> What you have to do
Locate every line in the records below that contains the word "dưới", and copy each one.
= = = = =
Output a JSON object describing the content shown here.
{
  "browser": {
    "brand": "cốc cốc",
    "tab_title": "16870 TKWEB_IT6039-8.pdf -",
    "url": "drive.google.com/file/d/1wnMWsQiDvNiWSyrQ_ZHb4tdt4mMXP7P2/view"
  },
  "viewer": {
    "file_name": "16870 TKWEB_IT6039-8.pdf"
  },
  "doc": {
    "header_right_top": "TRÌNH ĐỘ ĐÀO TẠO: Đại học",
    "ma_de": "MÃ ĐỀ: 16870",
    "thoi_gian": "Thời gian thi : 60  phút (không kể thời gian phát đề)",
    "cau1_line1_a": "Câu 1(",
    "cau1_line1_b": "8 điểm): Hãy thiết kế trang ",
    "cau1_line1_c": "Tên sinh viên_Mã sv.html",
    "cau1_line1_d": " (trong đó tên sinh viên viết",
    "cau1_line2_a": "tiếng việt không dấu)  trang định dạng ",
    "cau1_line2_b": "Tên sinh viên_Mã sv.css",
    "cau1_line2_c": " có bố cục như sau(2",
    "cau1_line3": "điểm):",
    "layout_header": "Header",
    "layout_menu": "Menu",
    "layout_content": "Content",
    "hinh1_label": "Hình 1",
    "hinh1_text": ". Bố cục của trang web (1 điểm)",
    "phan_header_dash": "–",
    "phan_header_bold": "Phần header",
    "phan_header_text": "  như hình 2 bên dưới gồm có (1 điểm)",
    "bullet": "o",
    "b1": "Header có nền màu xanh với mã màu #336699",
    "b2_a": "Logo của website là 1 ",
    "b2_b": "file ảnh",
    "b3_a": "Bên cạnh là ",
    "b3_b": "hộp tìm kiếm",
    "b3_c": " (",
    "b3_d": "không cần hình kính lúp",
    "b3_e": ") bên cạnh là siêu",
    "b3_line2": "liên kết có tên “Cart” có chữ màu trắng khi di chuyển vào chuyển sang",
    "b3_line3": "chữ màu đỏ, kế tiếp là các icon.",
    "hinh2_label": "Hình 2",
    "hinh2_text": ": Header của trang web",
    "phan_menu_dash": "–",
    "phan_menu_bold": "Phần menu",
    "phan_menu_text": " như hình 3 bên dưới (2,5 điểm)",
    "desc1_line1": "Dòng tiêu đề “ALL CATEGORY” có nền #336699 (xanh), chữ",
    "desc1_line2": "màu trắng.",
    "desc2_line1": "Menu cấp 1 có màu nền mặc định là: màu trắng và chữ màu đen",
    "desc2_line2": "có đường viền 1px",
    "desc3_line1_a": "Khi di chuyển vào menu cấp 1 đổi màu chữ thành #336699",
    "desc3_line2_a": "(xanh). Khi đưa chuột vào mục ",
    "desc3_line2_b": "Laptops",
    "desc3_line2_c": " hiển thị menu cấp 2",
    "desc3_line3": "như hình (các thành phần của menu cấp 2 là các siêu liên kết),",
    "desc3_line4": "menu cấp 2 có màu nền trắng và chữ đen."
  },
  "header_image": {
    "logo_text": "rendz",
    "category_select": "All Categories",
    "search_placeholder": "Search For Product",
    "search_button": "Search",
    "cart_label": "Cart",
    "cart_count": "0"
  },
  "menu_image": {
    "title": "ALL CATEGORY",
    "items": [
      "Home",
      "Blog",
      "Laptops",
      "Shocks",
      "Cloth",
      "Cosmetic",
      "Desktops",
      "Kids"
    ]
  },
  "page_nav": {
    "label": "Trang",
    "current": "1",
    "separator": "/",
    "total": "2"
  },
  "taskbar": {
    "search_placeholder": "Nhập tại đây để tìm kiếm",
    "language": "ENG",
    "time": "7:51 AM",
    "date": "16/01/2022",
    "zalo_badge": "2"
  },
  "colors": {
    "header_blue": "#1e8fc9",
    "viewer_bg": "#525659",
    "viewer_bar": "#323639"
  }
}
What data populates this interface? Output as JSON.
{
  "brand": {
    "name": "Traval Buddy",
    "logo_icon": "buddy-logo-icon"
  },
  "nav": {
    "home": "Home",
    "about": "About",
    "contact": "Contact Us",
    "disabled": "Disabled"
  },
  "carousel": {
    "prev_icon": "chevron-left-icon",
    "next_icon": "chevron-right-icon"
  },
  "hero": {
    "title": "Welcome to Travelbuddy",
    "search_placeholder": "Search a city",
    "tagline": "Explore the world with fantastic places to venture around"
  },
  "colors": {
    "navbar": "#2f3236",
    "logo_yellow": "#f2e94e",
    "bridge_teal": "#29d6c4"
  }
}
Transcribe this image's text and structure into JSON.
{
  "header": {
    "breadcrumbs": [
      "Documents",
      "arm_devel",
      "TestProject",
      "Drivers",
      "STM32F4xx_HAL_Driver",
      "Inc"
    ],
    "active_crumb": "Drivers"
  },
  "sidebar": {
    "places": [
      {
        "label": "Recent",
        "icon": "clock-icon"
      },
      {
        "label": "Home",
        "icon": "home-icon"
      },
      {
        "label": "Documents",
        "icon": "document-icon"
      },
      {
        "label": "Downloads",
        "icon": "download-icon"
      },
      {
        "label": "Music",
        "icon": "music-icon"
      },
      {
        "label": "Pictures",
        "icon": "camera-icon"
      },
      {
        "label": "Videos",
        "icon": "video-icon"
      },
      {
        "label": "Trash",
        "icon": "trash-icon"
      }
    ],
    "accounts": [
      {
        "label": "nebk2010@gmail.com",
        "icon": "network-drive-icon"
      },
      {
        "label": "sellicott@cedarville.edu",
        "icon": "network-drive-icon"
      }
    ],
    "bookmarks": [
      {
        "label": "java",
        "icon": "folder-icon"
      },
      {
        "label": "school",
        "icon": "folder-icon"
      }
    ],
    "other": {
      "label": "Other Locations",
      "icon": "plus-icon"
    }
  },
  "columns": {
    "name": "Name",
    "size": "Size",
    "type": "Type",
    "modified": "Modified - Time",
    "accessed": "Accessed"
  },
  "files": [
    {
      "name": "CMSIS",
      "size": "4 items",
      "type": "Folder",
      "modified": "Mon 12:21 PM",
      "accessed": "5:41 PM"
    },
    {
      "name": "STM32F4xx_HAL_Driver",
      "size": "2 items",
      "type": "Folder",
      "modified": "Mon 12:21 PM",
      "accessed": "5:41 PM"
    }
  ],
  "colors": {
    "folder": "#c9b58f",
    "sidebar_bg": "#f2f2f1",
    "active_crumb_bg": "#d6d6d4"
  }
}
= = = = =
> Written response
    "phan_header_text": "  như hình 2 bên dưới gồm có (1 điểm)",
    "phan_menu_text": " như hình 3 bên dưới (2,5 điểm)",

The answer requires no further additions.